Problem to work on
Word for word, print each line of the listing below; pictures stay out.

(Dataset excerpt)
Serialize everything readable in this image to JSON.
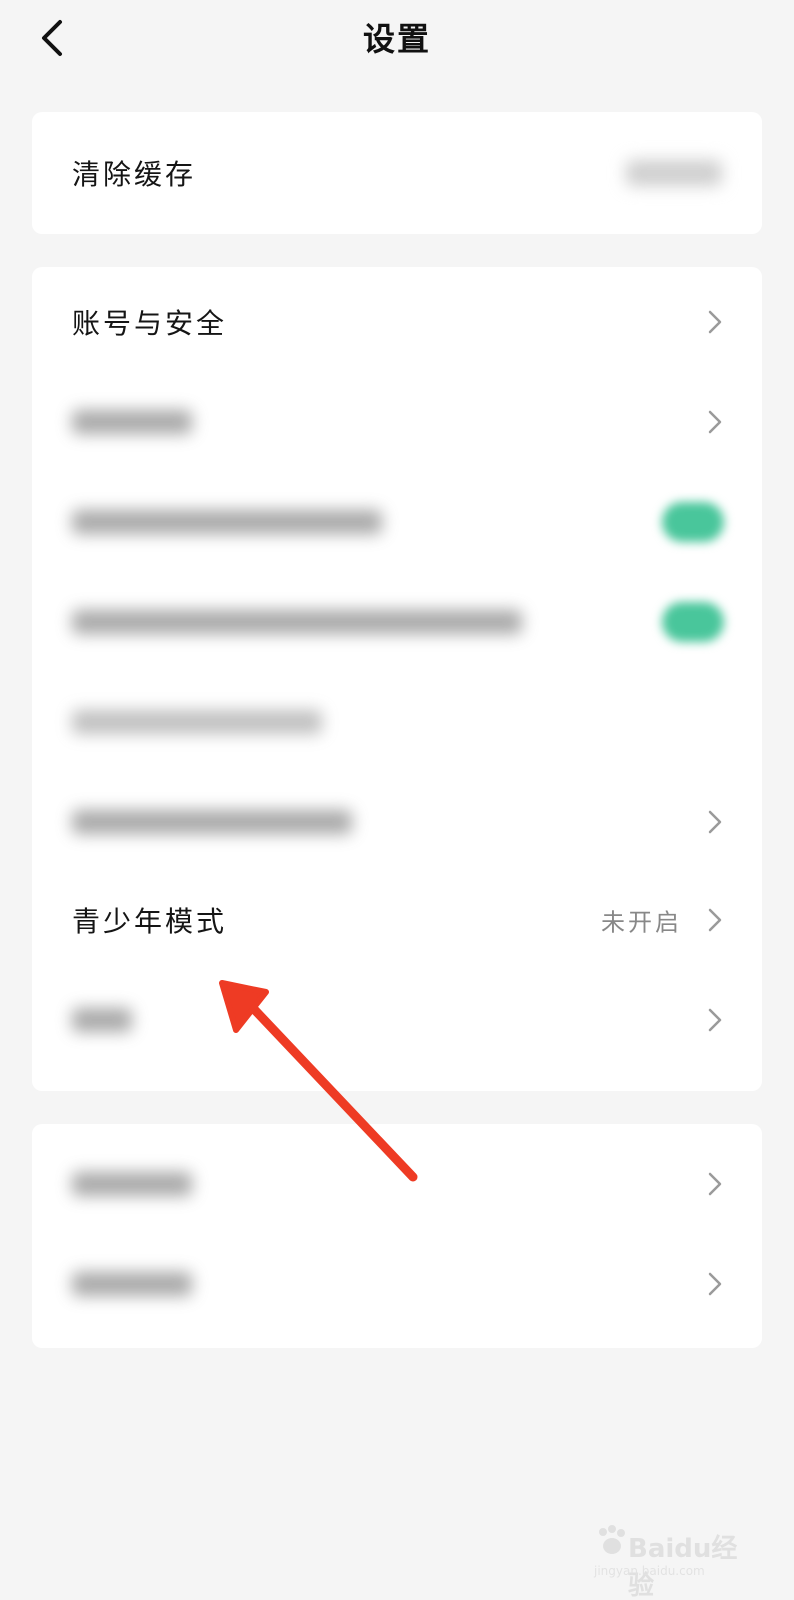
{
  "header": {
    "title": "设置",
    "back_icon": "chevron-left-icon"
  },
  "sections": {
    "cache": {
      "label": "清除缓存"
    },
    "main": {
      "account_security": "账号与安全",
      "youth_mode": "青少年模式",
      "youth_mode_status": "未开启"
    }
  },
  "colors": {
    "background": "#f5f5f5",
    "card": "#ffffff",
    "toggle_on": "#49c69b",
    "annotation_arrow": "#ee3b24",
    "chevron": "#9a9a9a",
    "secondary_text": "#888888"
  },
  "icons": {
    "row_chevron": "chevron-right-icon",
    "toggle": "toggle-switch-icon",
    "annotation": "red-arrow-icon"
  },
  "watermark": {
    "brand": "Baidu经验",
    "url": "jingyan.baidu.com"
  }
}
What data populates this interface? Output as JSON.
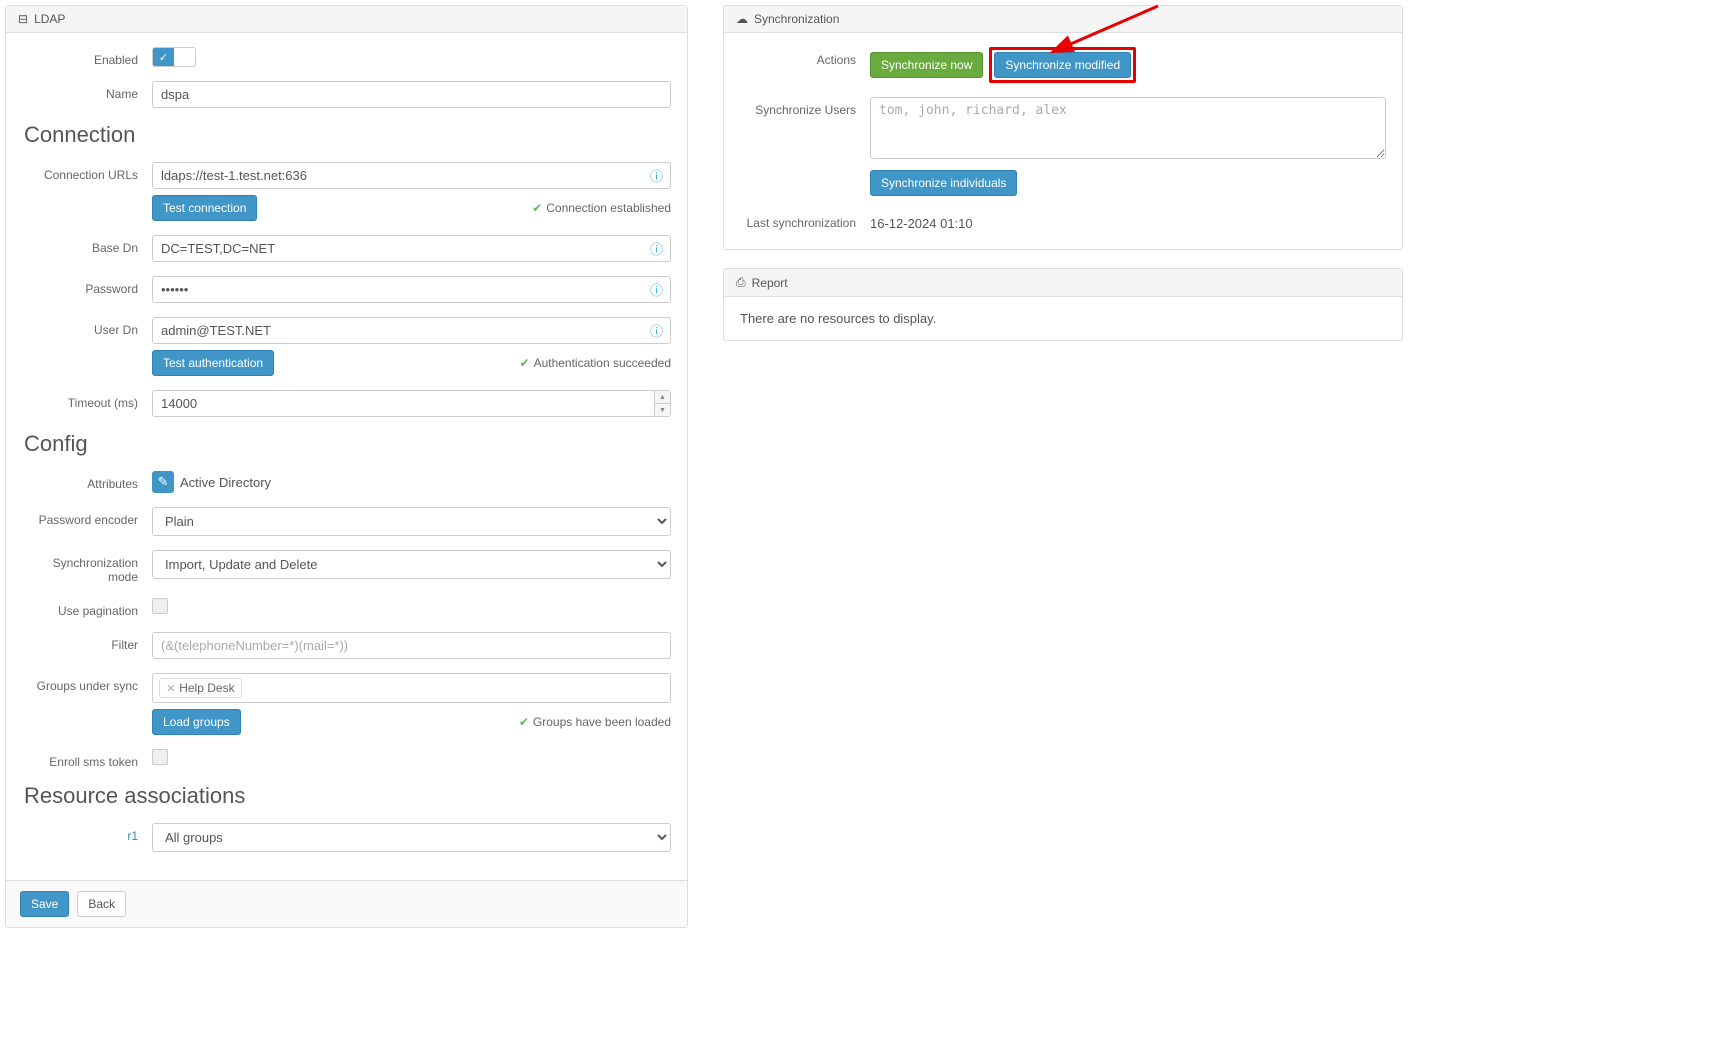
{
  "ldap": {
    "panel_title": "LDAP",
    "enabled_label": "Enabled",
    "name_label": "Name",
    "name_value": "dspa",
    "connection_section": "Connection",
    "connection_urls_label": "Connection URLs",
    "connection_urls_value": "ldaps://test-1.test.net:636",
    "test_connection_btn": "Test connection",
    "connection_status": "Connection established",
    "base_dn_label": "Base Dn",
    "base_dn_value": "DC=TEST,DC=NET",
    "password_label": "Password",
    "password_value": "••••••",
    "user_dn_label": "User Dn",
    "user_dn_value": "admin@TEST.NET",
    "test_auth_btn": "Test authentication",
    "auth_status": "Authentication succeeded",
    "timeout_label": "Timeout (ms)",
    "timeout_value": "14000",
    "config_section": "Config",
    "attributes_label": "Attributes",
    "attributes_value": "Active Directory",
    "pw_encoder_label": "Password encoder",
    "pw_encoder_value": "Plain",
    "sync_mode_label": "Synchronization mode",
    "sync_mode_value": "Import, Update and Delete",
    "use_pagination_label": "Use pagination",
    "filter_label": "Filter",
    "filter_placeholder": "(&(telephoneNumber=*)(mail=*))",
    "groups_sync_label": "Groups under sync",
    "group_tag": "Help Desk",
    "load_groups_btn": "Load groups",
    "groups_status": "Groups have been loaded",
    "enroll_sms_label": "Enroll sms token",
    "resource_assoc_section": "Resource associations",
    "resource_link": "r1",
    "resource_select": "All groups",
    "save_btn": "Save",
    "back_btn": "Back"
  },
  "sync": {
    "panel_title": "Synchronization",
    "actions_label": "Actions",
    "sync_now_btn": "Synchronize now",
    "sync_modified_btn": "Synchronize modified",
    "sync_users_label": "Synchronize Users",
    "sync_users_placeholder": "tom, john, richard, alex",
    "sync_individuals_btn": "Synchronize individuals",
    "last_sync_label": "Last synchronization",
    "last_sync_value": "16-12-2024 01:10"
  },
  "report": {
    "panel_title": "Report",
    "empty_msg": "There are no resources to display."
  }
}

Solution for this task
Serialize everything readable in this image to JSON.
{
  "header": {
    "title": "设置",
    "back_icon": "chevron-left-icon"
  },
  "sections": {
    "cache": {
      "label": "清除缓存"
    },
    "main": {
      "account_security": "账号与安全",
      "youth_mode": "青少年模式",
      "youth_mode_status": "未开启"
    }
  },
  "colors": {
    "background": "#f5f5f5",
    "card": "#ffffff",
    "toggle_on": "#49c69b",
    "annotation_arrow": "#ee3b24",
    "chevron": "#9a9a9a",
    "secondary_text": "#888888"
  },
  "icons": {
    "row_chevron": "chevron-right-icon",
    "toggle": "toggle-switch-icon",
    "annotation": "red-arrow-icon"
  },
  "watermark": {
    "brand": "Baidu经验",
    "url": "jingyan.baidu.com"
  }
}
What data populates this interface? Output as JSON.
{
  "ldap": {
    "panel_title": "LDAP",
    "enabled_label": "Enabled",
    "name_label": "Name",
    "name_value": "dspa",
    "connection_section": "Connection",
    "connection_urls_label": "Connection URLs",
    "connection_urls_value": "ldaps://test-1.test.net:636",
    "test_connection_btn": "Test connection",
    "connection_status": "Connection established",
    "base_dn_label": "Base Dn",
    "base_dn_value": "DC=TEST,DC=NET",
    "password_label": "Password",
    "password_value": "••••••",
    "user_dn_label": "User Dn",
    "user_dn_value": "admin@TEST.NET",
    "test_auth_btn": "Test authentication",
    "auth_status": "Authentication succeeded",
    "timeout_label": "Timeout (ms)",
    "timeout_value": "14000",
    "config_section": "Config",
    "attributes_label": "Attributes",
    "attributes_value": "Active Directory",
    "pw_encoder_label": "Password encoder",
    "pw_encoder_value": "Plain",
    "sync_mode_label": "Synchronization mode",
    "sync_mode_value": "Import, Update and Delete",
    "use_pagination_label": "Use pagination",
    "filter_label": "Filter",
    "filter_placeholder": "(&(telephoneNumber=*)(mail=*))",
    "groups_sync_label": "Groups under sync",
    "group_tag": "Help Desk",
    "load_groups_btn": "Load groups",
    "groups_status": "Groups have been loaded",
    "enroll_sms_label": "Enroll sms token",
    "resource_assoc_section": "Resource associations",
    "resource_link": "r1",
    "resource_select": "All groups",
    "save_btn": "Save",
    "back_btn": "Back"
  },
  "sync": {
    "panel_title": "Synchronization",
    "actions_label": "Actions",
    "sync_now_btn": "Synchronize now",
    "sync_modified_btn": "Synchronize modified",
    "sync_users_label": "Synchronize Users",
    "sync_users_placeholder": "tom, john, richard, alex",
    "sync_individuals_btn": "Synchronize individuals",
    "last_sync_label": "Last synchronization",
    "last_sync_value": "16-12-2024 01:10"
  },
  "report": {
    "panel_title": "Report",
    "empty_msg": "There are no resources to display."
  }
}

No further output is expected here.